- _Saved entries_
# # # # # # #
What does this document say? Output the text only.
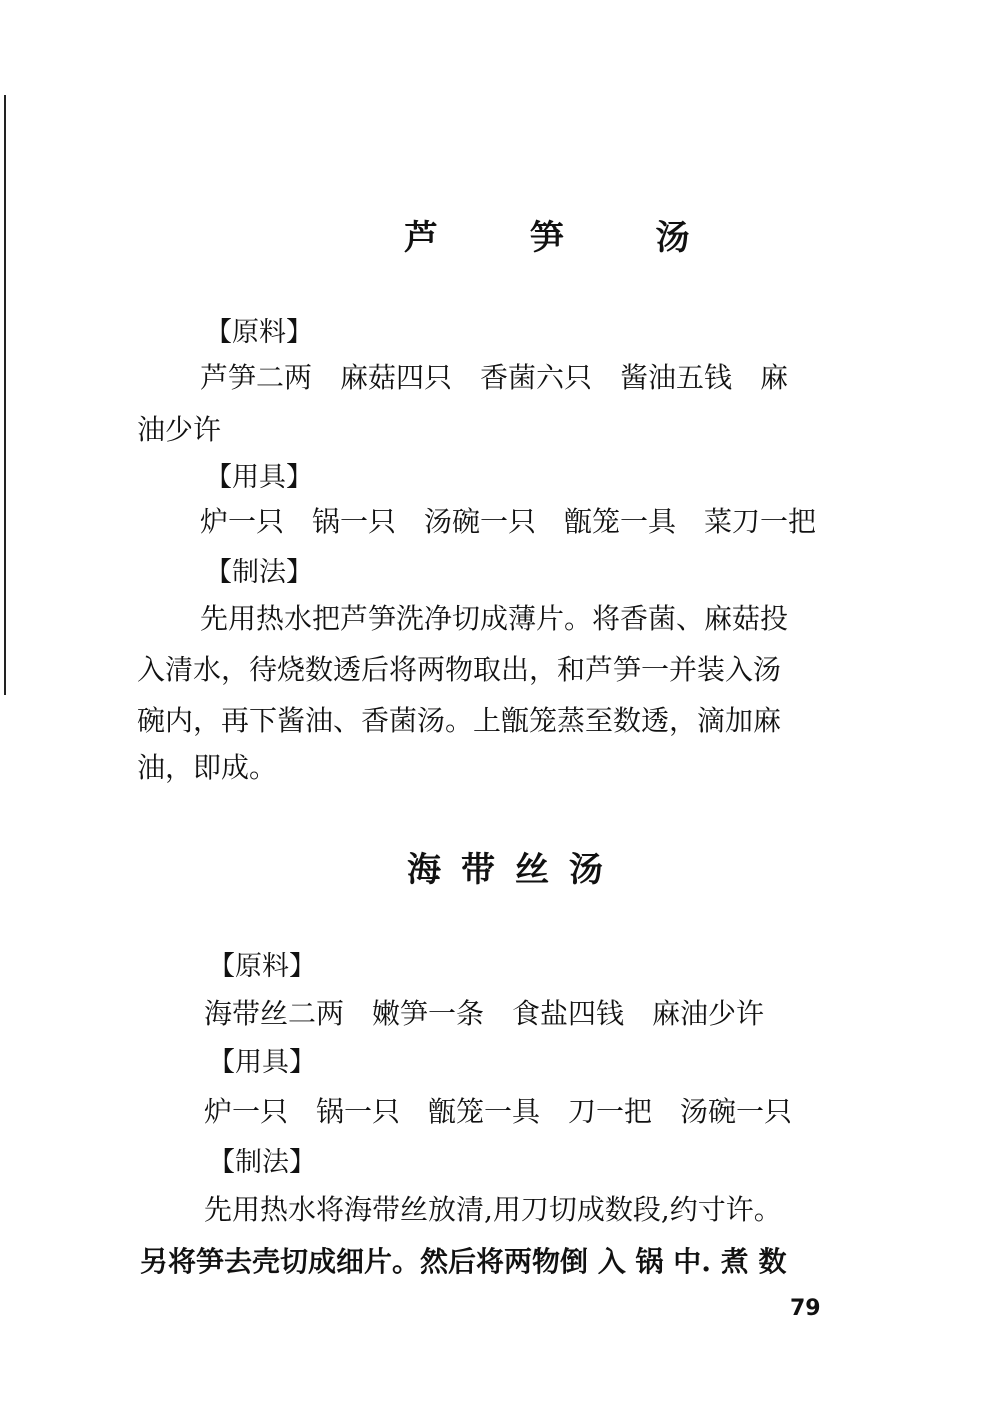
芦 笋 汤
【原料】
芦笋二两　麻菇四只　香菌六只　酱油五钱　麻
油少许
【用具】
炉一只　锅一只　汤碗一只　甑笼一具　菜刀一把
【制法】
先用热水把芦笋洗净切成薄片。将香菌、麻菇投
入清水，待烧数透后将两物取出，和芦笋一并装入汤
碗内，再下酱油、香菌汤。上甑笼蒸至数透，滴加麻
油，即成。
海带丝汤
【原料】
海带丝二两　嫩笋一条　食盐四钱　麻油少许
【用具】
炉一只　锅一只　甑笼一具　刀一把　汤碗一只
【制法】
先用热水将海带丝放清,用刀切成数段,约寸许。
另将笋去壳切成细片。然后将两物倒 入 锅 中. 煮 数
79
# # # # # # #
- _WHAT IS BEING ASKED_
Using the listing above, pull out all lines that hold the word "甑笼一具".

- _RESULT FOR THIS TASK_
炉一只　锅一只　汤碗一只　甑笼一具　菜刀一把
炉一只　锅一只　甑笼一具　刀一把　汤碗一只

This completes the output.